- _The task_
Report, as a bare number, how many lines of the material below contain the word "labore".

--- Start of Material to process ---

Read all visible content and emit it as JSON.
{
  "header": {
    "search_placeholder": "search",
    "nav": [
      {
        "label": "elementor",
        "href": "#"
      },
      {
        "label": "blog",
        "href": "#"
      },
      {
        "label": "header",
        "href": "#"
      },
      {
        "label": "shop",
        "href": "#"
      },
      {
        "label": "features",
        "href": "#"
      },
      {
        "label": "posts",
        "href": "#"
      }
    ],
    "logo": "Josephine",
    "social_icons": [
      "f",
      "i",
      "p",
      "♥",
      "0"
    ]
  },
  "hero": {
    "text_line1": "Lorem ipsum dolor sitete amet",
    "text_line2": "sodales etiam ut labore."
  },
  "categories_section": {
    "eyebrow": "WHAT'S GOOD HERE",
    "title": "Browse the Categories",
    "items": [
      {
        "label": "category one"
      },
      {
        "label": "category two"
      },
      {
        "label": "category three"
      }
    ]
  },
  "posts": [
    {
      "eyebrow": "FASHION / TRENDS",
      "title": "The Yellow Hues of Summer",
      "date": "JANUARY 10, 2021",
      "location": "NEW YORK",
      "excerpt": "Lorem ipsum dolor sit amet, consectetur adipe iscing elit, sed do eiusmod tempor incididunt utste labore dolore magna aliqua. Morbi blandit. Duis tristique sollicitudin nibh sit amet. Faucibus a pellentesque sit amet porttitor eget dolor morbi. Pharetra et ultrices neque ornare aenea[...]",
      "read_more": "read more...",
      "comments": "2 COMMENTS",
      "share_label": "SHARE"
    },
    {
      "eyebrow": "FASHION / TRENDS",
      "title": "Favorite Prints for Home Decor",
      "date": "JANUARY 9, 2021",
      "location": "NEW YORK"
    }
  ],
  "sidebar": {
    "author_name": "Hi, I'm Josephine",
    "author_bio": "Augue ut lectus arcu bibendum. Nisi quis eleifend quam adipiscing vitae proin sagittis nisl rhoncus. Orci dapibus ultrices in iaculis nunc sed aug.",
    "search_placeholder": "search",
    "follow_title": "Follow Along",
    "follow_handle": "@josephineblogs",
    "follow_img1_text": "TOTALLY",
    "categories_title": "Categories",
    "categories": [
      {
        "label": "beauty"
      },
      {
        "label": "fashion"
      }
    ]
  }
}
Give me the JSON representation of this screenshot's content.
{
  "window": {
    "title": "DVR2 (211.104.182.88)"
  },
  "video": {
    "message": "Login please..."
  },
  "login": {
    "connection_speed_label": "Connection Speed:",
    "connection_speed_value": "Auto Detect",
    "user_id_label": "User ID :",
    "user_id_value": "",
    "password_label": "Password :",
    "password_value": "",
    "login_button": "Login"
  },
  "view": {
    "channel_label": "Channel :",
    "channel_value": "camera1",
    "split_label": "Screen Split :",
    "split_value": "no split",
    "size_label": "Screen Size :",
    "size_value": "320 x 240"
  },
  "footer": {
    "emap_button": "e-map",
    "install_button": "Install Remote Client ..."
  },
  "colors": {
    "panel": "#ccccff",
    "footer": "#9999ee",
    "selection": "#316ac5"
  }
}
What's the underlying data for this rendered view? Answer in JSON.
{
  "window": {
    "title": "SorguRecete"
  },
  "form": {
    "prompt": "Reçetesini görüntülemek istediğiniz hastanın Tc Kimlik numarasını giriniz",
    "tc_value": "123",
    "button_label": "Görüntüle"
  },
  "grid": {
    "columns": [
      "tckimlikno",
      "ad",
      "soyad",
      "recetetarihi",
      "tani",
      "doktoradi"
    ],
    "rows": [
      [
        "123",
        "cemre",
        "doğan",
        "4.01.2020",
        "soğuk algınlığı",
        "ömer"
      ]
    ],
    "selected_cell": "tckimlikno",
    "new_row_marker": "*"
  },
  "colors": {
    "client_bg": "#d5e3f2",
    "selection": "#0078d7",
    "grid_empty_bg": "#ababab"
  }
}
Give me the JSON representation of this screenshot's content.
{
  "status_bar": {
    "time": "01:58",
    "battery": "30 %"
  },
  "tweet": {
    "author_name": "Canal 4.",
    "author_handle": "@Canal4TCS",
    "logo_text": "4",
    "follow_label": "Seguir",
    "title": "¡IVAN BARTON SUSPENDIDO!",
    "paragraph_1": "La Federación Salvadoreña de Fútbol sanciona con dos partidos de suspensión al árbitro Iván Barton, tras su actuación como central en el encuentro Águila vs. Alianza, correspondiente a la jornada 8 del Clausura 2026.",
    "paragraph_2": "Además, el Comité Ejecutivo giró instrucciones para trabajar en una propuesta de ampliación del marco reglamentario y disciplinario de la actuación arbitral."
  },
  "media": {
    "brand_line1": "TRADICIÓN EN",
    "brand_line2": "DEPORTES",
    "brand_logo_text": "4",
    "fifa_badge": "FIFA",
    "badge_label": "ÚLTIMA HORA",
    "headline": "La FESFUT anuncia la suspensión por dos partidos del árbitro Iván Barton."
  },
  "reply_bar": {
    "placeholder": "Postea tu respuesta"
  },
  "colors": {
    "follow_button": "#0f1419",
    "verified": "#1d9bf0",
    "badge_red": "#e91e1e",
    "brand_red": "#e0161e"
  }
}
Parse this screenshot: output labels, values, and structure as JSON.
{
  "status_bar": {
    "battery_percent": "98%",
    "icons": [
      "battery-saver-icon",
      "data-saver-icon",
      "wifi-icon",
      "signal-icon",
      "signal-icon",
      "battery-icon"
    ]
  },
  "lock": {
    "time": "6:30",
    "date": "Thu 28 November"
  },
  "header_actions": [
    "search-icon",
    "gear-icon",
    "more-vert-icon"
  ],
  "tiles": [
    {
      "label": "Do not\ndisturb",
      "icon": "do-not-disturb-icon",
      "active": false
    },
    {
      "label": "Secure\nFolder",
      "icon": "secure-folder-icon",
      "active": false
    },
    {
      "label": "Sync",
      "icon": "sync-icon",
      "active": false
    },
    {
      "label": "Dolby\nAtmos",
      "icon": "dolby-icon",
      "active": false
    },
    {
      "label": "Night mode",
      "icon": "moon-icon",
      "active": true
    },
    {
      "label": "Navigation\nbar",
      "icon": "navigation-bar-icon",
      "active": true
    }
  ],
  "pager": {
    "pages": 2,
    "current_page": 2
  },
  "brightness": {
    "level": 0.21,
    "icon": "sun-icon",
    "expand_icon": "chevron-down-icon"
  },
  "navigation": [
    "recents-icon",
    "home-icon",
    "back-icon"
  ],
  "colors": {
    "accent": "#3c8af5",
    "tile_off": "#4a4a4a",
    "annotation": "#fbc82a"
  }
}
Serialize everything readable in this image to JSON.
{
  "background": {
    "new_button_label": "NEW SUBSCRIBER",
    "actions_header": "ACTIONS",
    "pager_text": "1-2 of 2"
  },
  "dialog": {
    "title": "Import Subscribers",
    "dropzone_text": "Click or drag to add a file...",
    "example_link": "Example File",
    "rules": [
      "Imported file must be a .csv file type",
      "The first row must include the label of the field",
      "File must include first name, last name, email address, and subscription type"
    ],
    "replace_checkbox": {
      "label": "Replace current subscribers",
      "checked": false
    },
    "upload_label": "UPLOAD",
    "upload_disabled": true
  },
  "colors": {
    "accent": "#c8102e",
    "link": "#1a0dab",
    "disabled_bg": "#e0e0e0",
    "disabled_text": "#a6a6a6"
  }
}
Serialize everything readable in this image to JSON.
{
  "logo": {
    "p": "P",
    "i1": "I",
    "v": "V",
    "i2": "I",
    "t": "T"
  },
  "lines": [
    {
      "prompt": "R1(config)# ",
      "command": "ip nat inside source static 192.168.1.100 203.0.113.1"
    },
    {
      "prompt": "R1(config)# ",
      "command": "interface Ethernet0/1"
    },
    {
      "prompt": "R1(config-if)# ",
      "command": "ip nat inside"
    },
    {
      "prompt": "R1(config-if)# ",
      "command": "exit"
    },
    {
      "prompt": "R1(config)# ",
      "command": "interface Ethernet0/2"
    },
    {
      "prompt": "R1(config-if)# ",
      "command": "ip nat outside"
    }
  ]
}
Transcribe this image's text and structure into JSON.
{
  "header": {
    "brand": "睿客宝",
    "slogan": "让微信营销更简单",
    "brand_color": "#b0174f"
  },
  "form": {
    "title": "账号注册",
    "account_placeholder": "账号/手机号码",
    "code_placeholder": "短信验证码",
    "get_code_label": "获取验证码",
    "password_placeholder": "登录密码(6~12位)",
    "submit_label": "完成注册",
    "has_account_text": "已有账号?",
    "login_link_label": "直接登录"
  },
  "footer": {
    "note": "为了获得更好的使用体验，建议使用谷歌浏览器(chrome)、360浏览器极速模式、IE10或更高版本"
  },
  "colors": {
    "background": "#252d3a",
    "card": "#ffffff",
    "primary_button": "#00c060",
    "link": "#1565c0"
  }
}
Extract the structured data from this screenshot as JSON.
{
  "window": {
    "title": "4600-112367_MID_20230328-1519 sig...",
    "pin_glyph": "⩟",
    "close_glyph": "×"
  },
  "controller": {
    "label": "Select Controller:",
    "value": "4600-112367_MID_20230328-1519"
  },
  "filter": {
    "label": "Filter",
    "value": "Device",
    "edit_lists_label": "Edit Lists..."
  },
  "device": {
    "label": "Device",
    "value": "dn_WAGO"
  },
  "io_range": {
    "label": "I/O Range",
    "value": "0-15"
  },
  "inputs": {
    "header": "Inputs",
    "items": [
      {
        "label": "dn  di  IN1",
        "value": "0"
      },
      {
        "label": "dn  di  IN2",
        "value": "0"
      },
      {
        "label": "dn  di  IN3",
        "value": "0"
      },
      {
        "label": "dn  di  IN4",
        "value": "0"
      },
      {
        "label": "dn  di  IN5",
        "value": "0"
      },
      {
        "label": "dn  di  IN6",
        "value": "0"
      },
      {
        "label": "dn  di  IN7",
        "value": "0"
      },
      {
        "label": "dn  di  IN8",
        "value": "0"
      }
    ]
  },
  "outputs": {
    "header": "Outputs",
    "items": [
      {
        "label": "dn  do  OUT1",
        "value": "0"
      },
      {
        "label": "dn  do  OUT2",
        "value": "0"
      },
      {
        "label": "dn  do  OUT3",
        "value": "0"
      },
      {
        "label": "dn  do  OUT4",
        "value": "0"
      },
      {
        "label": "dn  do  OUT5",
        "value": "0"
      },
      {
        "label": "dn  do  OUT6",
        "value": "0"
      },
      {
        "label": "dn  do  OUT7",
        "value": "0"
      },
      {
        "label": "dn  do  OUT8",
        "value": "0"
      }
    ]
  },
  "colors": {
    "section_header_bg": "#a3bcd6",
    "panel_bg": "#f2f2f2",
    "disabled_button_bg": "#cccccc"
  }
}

--- End of Material to process ---

- _Result_
2